• **PROMPT**
What number of lines in the material contain the word "рассчитывается"? Give that number alone.

Dataset items
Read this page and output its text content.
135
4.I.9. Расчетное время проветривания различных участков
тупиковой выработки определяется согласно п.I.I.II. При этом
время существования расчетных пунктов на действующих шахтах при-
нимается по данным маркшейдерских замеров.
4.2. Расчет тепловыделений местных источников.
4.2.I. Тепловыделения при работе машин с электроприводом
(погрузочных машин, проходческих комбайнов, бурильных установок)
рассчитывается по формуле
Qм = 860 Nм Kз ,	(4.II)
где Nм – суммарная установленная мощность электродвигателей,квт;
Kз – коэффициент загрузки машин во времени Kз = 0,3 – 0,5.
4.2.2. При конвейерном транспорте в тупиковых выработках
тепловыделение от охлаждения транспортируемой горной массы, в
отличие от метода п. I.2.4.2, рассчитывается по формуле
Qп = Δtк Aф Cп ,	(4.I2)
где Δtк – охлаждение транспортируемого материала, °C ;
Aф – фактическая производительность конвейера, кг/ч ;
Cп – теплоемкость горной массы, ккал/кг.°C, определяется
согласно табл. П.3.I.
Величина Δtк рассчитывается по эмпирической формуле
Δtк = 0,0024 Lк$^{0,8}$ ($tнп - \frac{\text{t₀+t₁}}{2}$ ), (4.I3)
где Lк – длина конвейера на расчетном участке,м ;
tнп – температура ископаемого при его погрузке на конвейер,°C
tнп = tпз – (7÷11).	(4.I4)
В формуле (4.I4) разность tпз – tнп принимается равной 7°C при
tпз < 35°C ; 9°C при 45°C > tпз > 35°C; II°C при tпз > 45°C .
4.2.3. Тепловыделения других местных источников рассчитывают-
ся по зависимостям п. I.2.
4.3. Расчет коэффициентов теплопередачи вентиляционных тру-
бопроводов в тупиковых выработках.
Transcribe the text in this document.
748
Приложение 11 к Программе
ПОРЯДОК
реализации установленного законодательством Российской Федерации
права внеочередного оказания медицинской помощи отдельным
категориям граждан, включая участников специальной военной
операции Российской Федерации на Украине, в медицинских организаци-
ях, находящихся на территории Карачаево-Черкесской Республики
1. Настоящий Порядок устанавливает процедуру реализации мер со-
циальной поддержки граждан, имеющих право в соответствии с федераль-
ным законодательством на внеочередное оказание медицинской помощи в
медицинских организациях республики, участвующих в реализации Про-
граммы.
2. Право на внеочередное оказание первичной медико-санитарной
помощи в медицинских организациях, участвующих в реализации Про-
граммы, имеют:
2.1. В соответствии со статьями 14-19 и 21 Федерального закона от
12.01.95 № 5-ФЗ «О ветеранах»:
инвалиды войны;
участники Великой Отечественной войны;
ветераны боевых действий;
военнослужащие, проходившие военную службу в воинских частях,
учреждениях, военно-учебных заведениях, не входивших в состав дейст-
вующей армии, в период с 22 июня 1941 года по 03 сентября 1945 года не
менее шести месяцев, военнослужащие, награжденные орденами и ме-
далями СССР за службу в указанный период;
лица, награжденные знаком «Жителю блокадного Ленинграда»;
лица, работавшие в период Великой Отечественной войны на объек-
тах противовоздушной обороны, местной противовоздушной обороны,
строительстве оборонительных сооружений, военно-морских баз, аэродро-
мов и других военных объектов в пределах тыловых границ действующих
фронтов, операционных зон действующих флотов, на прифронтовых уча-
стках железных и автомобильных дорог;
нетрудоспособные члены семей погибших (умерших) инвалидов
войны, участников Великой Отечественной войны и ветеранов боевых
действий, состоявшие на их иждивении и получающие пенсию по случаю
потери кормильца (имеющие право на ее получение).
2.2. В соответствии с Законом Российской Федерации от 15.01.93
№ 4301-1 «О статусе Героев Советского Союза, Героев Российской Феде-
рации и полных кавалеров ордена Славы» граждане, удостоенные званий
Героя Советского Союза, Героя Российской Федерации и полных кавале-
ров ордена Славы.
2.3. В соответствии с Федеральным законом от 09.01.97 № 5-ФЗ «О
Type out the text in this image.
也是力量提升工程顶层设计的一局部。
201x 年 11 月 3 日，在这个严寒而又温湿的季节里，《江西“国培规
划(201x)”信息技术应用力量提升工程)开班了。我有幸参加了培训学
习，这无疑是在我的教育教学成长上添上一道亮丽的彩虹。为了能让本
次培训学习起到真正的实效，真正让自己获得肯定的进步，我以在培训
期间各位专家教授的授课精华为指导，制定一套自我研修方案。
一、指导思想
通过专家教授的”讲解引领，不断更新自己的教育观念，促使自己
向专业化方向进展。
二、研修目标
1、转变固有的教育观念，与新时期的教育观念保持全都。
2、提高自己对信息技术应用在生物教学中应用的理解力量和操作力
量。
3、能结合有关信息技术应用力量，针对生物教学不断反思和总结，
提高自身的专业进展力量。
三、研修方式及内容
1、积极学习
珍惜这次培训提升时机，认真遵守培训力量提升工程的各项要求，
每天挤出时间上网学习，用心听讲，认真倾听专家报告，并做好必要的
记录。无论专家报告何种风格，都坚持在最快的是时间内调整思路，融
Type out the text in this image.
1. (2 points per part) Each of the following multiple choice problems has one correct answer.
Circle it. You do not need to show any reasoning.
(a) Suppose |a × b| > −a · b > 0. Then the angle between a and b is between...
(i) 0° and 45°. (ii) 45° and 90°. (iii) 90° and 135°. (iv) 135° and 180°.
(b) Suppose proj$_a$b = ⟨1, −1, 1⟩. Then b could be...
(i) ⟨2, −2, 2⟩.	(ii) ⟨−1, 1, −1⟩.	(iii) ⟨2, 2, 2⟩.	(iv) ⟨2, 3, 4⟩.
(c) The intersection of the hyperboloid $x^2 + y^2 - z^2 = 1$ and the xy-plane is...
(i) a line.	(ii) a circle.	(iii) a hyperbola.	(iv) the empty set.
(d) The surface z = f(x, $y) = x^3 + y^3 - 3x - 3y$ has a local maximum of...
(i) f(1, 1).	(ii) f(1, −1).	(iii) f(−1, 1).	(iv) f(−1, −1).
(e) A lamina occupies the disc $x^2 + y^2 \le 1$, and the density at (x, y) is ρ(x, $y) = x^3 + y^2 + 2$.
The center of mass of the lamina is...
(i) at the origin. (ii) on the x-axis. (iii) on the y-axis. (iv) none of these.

• **COMPLETE OUTPUT**
3